Start Materials provided

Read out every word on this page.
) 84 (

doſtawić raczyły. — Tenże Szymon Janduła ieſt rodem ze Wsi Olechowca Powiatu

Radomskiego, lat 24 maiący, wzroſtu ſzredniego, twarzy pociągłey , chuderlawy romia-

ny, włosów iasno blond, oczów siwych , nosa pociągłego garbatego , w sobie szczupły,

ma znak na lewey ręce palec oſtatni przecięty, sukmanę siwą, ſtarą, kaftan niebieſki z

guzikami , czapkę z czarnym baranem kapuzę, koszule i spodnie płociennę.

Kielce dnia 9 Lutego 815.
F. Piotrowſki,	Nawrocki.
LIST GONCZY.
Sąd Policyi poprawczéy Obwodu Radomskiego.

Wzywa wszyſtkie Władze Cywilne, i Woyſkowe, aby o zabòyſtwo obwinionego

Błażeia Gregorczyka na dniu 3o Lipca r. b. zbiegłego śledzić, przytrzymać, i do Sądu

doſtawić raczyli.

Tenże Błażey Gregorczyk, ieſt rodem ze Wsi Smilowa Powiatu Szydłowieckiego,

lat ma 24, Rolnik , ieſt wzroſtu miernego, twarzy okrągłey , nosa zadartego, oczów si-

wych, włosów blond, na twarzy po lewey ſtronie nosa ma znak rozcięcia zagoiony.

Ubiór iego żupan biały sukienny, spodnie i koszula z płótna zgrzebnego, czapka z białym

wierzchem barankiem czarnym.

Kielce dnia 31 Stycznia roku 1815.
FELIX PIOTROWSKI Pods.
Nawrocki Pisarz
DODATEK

End Materials provided

Copy out all of the lines above exactly.

Read out every word on this page.
) 84 (

doſtawić raczyły. — Tenże Szymon Janduła ieſt rodem ze Wsi Olechowca Powiatu

Radomskiego, lat 24 maiący, wzroſtu ſzredniego, twarzy pociągłey , chuderlawy romia-

ny, włosów iasno blond, oczów siwych , nosa pociągłego garbatego , w sobie szczupły,

ma znak na lewey ręce palec oſtatni przecięty, sukmanę siwą, ſtarą, kaftan niebieſki z

guzikami , czapkę z czarnym baranem kapuzę, koszule i spodnie płociennę.

Kielce dnia 9 Lutego 815.
F. Piotrowſki,	Nawrocki.
LIST GONCZY.
Sąd Policyi poprawczéy Obwodu Radomskiego.

Wzywa wszyſtkie Władze Cywilne, i Woyſkowe, aby o zabòyſtwo obwinionego

Błażeia Gregorczyka na dniu 3o Lipca r. b. zbiegłego śledzić, przytrzymać, i do Sądu

doſtawić raczyli.

Tenże Błażey Gregorczyk, ieſt rodem ze Wsi Smilowa Powiatu Szydłowieckiego,

lat ma 24, Rolnik , ieſt wzroſtu miernego, twarzy okrągłey , nosa zadartego, oczów si-

wych, włosów blond, na twarzy po lewey ſtronie nosa ma znak rozcięcia zagoiony.

Ubiór iego żupan biały sukienny, spodnie i koszula z płótna zgrzebnego, czapka z białym

wierzchem barankiem czarnym.

Kielce dnia 31 Stycznia roku 1815.
FELIX PIOTROWSKI Pods.
Nawrocki Pisarz
DODATEK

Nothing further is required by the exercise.